Begin

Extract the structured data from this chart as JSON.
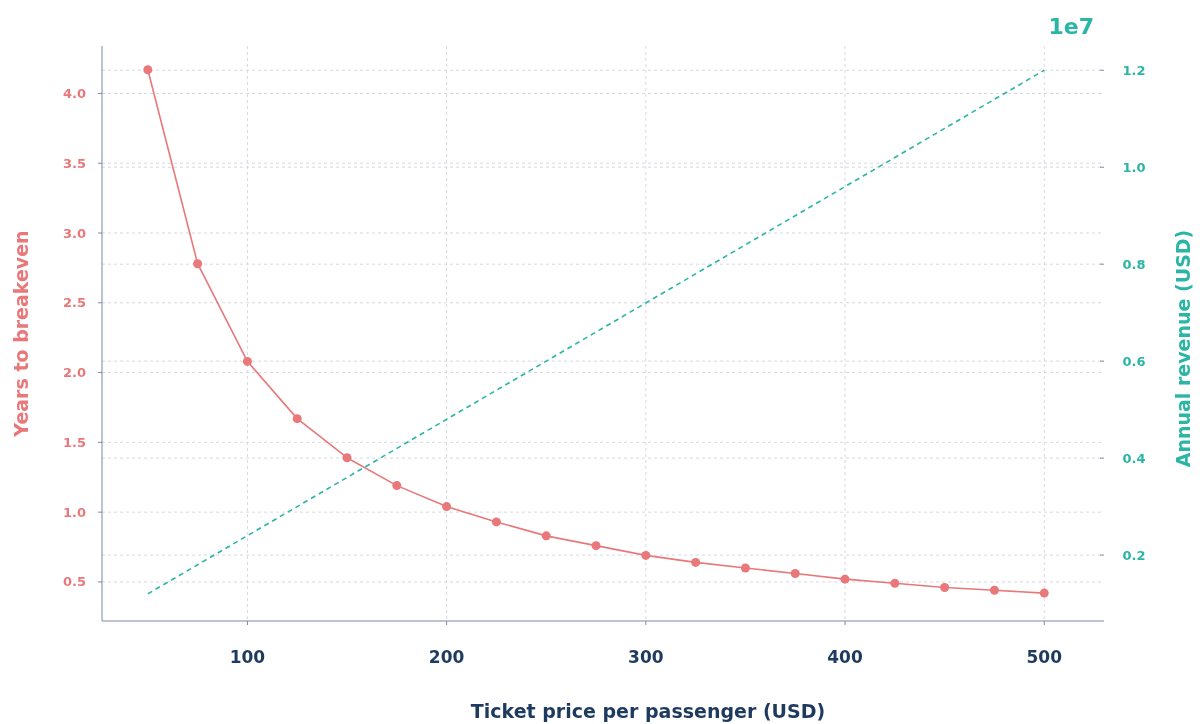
{
  "chart_data": {
    "type": "line",
    "xlabel": "Ticket price per passenger (USD)",
    "ylabel": "Years to breakeven",
    "y2label": "Annual revenue (USD)",
    "x": [
      50,
      75,
      100,
      125,
      150,
      175,
      200,
      225,
      250,
      275,
      300,
      325,
      350,
      375,
      400,
      425,
      450,
      475,
      500
    ],
    "series": [
      {
        "color": "#e8787a",
        "marker": "circle",
        "line_style": "solid",
        "values": [
          4.17,
          2.78,
          2.08,
          1.67,
          1.39,
          1.19,
          1.04,
          0.93,
          0.83,
          0.76,
          0.69,
          0.64,
          0.6,
          0.56,
          0.52,
          0.49,
          0.46,
          0.44,
          0.42
        ]
      },
      {
        "color": "#2ab5a5",
        "marker": "none",
        "line_style": "dashed",
        "axis": "y2",
        "values": [
          0.12,
          0.18,
          0.24,
          0.3,
          0.36,
          0.42,
          0.48,
          0.54,
          0.6,
          0.66,
          0.72,
          0.78,
          0.84,
          0.9,
          0.96,
          1.02,
          1.08,
          1.14,
          1.2
        ]
      }
    ],
    "xlim": [
      27,
      530
    ],
    "xticks": [
      100,
      200,
      300,
      400,
      500
    ],
    "ylim": [
      0.22,
      4.34
    ],
    "yticks": [
      {
        "value": 0.5,
        "label": "0.5"
      },
      {
        "value": 1,
        "label": "1.0"
      },
      {
        "value": 1.5,
        "label": "1.5"
      },
      {
        "value": 2,
        "label": "2.0"
      },
      {
        "value": 2.5,
        "label": "2.5"
      },
      {
        "value": 3,
        "label": "3.0"
      },
      {
        "value": 3.5,
        "label": "3.5"
      },
      {
        "value": 4,
        "label": "4.0"
      }
    ],
    "y2lim": [
      0.064,
      1.25
    ],
    "y2ticks": [
      0.2,
      0.4,
      0.6,
      0.8,
      {
        "value": 1,
        "label": "1.0"
      },
      1.2
    ],
    "annotations": [
      "1e7"
    ],
    "grid": true
  }
}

End

Write out every entry again word for word, without any of the pictures.

§ FINAL RESULT
Extract the structured data from this chart as JSON.
{
  "chart_data": {
    "type": "line",
    "xlabel": "Ticket price per passenger (USD)",
    "ylabel": "Years to breakeven",
    "y2label": "Annual revenue (USD)",
    "x": [
      50,
      75,
      100,
      125,
      150,
      175,
      200,
      225,
      250,
      275,
      300,
      325,
      350,
      375,
      400,
      425,
      450,
      475,
      500
    ],
    "series": [
      {
        "color": "#e8787a",
        "marker": "circle",
        "line_style": "solid",
        "values": [
          4.17,
          2.78,
          2.08,
          1.67,
          1.39,
          1.19,
          1.04,
          0.93,
          0.83,
          0.76,
          0.69,
          0.64,
          0.6,
          0.56,
          0.52,
          0.49,
          0.46,
          0.44,
          0.42
        ]
      },
      {
        "color": "#2ab5a5",
        "marker": "none",
        "line_style": "dashed",
        "axis": "y2",
        "values": [
          0.12,
          0.18,
          0.24,
          0.3,
          0.36,
          0.42,
          0.48,
          0.54,
          0.6,
          0.66,
          0.72,
          0.78,
          0.84,
          0.9,
          0.96,
          1.02,
          1.08,
          1.14,
          1.2
        ]
      }
    ],
    "xlim": [
      27,
      530
    ],
    "xticks": [
      100,
      200,
      300,
      400,
      500
    ],
    "ylim": [
      0.22,
      4.34
    ],
    "yticks": [
      {
        "value": 0.5,
        "label": "0.5"
      },
      {
        "value": 1,
        "label": "1.0"
      },
      {
        "value": 1.5,
        "label": "1.5"
      },
      {
        "value": 2,
        "label": "2.0"
      },
      {
        "value": 2.5,
        "label": "2.5"
      },
      {
        "value": 3,
        "label": "3.0"
      },
      {
        "value": 3.5,
        "label": "3.5"
      },
      {
        "value": 4,
        "label": "4.0"
      }
    ],
    "y2lim": [
      0.064,
      1.25
    ],
    "y2ticks": [
      0.2,
      0.4,
      0.6,
      0.8,
      {
        "value": 1,
        "label": "1.0"
      },
      1.2
    ],
    "annotations": [
      "1e7"
    ],
    "grid": true
  }
}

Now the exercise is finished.